#### Given instruction:
Search the material below for the string "Renfrew" and list each line that holds it.

#### Provided data:
• • • • • • •

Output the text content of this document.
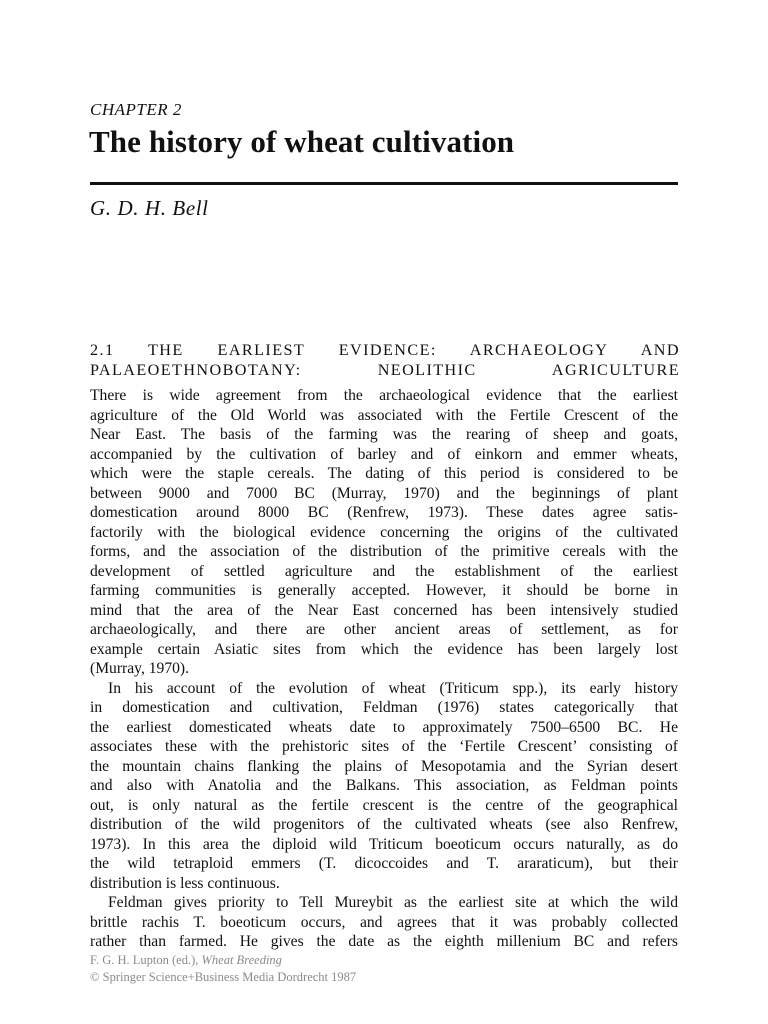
CHAPTER 2
The history of wheat cultivation
G. D. H. Bell
2.1 THE EARLIEST EVIDENCE: ARCHAEOLOGY AND
PALAEOETHNOBOTANY: NEOLITHIC AGRICULTURE
There is wide agreement from the archaeological evidence that the earliest
agriculture of the Old World was associated with the Fertile Crescent of the
Near East. The basis of the farming was the rearing of sheep and goats,
accompanied by the cultivation of barley and of einkorn and emmer wheats,
which were the staple cereals. The dating of this period is considered to be
between 9000 and 7000 BC (Murray, 1970) and the beginnings of plant
domestication around 8000 BC (Renfrew, 1973). These dates agree satis-
factorily with the biological evidence concerning the origins of the cultivated
forms, and the association of the distribution of the primitive cereals with the
development of settled agriculture and the establishment of the earliest
farming communities is generally accepted. However, it should be borne in
mind that the area of the Near East concerned has been intensively studied
archaeologically, and there are other ancient areas of settlement, as for
example certain Asiatic sites from which the evidence has been largely lost
(Murray, 1970).
In his account of the evolution of wheat (Triticum spp.), its early history
in domestication and cultivation, Feldman (1976) states categorically that
the earliest domesticated wheats date to approximately 7500–6500 BC. He
associates these with the prehistoric sites of the ‘Fertile Crescent’ consisting of
the mountain chains flanking the plains of Mesopotamia and the Syrian desert
and also with Anatolia and the Balkans. This association, as Feldman points
out, is only natural as the fertile crescent is the centre of the geographical
distribution of the wild progenitors of the cultivated wheats (see also Renfrew,
1973). In this area the diploid wild Triticum boeoticum occurs naturally, as do
the wild tetraploid emmers (T. dicoccoides and T. araraticum), but their
distribution is less continuous.
Feldman gives priority to Tell Mureybit as the earliest site at which the wild
brittle rachis T. boeoticum occurs, and agrees that it was probably collected
rather than farmed. He gives the date as the eighth millenium BC and refers
F. G. H. Lupton (ed.), Wheat Breeding
© Springer Science+Business Media Dordrecht 1987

• • • • • • •

#### Problem solution:
domestication around 8000 BC (Renfrew, 1973). These dates agree satis-
distribution of the wild progenitors of the cultivated wheats (see also Renfrew,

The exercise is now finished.